• _Written instruction_:
Retype each line of the material exactly, please, skipping any picture in it.

....................

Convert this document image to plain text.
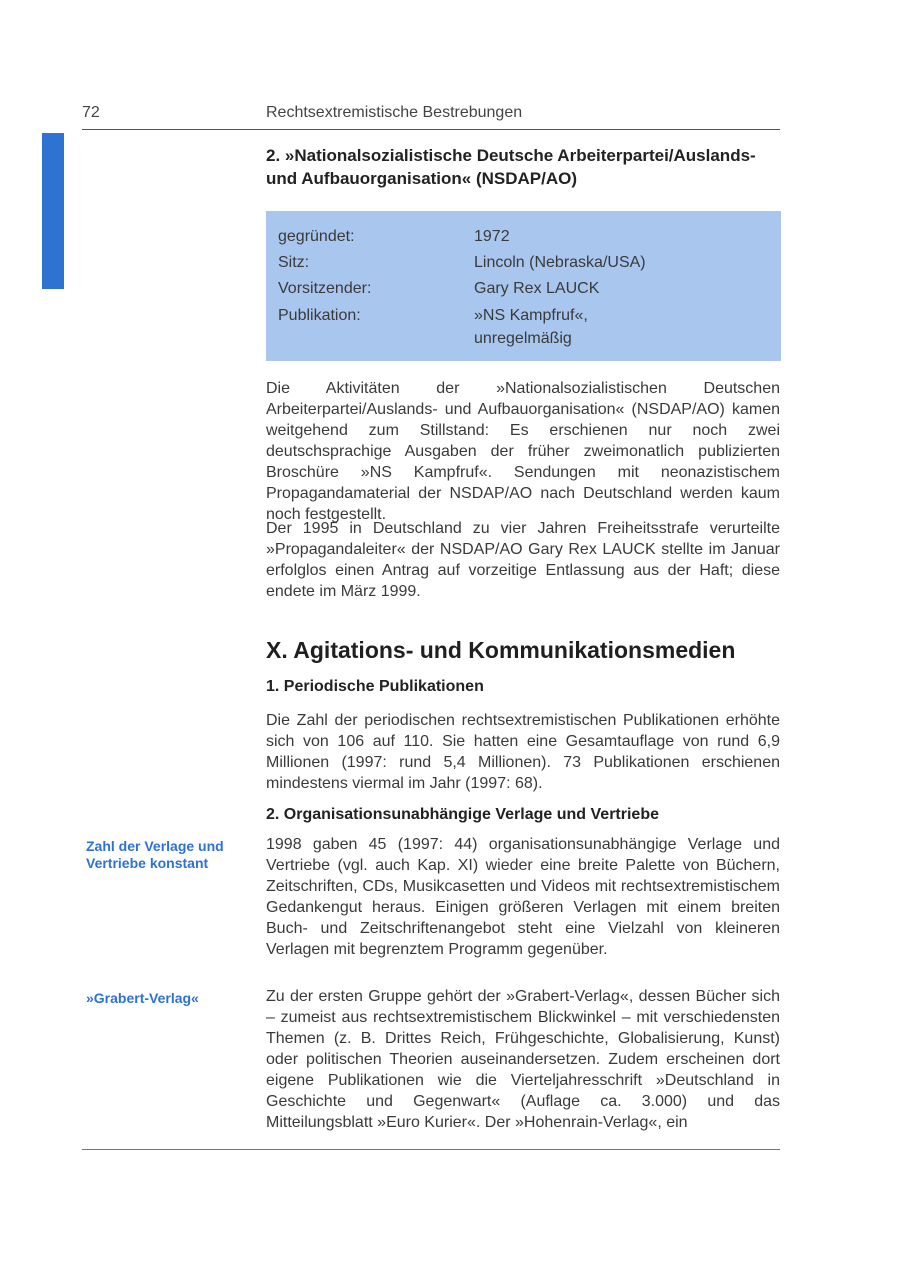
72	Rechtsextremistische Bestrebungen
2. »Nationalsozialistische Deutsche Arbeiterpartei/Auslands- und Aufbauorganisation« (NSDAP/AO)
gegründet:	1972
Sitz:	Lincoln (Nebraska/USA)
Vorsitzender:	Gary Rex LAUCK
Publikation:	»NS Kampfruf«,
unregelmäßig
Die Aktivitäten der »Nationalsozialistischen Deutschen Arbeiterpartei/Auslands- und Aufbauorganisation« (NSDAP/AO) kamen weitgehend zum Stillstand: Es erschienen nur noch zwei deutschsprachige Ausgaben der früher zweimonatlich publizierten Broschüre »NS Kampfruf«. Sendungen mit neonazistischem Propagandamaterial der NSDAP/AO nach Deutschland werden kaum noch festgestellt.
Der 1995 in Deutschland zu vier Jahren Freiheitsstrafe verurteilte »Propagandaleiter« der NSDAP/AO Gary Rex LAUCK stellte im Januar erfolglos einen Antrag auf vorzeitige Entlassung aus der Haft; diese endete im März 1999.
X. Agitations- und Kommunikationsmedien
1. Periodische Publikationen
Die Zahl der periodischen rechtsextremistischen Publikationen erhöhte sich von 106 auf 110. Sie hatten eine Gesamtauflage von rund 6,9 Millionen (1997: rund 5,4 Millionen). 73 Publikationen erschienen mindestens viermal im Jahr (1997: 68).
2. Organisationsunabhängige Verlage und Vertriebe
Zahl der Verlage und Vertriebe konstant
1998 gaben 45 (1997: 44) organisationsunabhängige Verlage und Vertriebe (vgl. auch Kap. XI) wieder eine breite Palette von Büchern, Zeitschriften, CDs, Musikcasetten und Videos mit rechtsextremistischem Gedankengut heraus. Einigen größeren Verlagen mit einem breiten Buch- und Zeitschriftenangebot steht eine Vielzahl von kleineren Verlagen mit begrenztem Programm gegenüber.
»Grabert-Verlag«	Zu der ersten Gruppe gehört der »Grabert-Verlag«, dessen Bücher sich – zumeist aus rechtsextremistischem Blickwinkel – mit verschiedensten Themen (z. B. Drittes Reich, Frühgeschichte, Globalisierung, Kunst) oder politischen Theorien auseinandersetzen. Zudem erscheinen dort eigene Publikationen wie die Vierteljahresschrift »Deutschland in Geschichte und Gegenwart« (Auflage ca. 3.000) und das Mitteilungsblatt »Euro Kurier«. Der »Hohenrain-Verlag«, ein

....................

• _Response to the exercise_:
Convert this document image to plain text.
72	Rechtsextremistische Bestrebungen
2. »Nationalsozialistische Deutsche Arbeiterpartei/Auslands- und Aufbauorganisation« (NSDAP/AO)
gegründet:	1972
Sitz:	Lincoln (Nebraska/USA)
Vorsitzender:	Gary Rex LAUCK
Publikation:	»NS Kampfruf«,
unregelmäßig
Die Aktivitäten der »Nationalsozialistischen Deutschen Arbeiterpartei/Auslands- und Aufbauorganisation« (NSDAP/AO) kamen weitgehend zum Stillstand: Es erschienen nur noch zwei deutschsprachige Ausgaben der früher zweimonatlich publizierten Broschüre »NS Kampfruf«. Sendungen mit neonazistischem Propagandamaterial der NSDAP/AO nach Deutschland werden kaum noch festgestellt.
Der 1995 in Deutschland zu vier Jahren Freiheitsstrafe verurteilte »Propagandaleiter« der NSDAP/AO Gary Rex LAUCK stellte im Januar erfolglos einen Antrag auf vorzeitige Entlassung aus der Haft; diese endete im März 1999.
X. Agitations- und Kommunikationsmedien
1. Periodische Publikationen
Die Zahl der periodischen rechtsextremistischen Publikationen erhöhte sich von 106 auf 110. Sie hatten eine Gesamtauflage von rund 6,9 Millionen (1997: rund 5,4 Millionen). 73 Publikationen erschienen mindestens viermal im Jahr (1997: 68).
2. Organisationsunabhängige Verlage und Vertriebe
Zahl der Verlage und Vertriebe konstant
1998 gaben 45 (1997: 44) organisationsunabhängige Verlage und Vertriebe (vgl. auch Kap. XI) wieder eine breite Palette von Büchern, Zeitschriften, CDs, Musikcasetten und Videos mit rechtsextremistischem Gedankengut heraus. Einigen größeren Verlagen mit einem breiten Buch- und Zeitschriftenangebot steht eine Vielzahl von kleineren Verlagen mit begrenztem Programm gegenüber.
»Grabert-Verlag«	Zu der ersten Gruppe gehört der »Grabert-Verlag«, dessen Bücher sich – zumeist aus rechtsextremistischem Blickwinkel – mit verschiedensten Themen (z. B. Drittes Reich, Frühgeschichte, Globalisierung, Kunst) oder politischen Theorien auseinandersetzen. Zudem erscheinen dort eigene Publikationen wie die Vierteljahresschrift »Deutschland in Geschichte und Gegenwart« (Auflage ca. 3.000) und das Mitteilungsblatt »Euro Kurier«. Der »Hohenrain-Verlag«, ein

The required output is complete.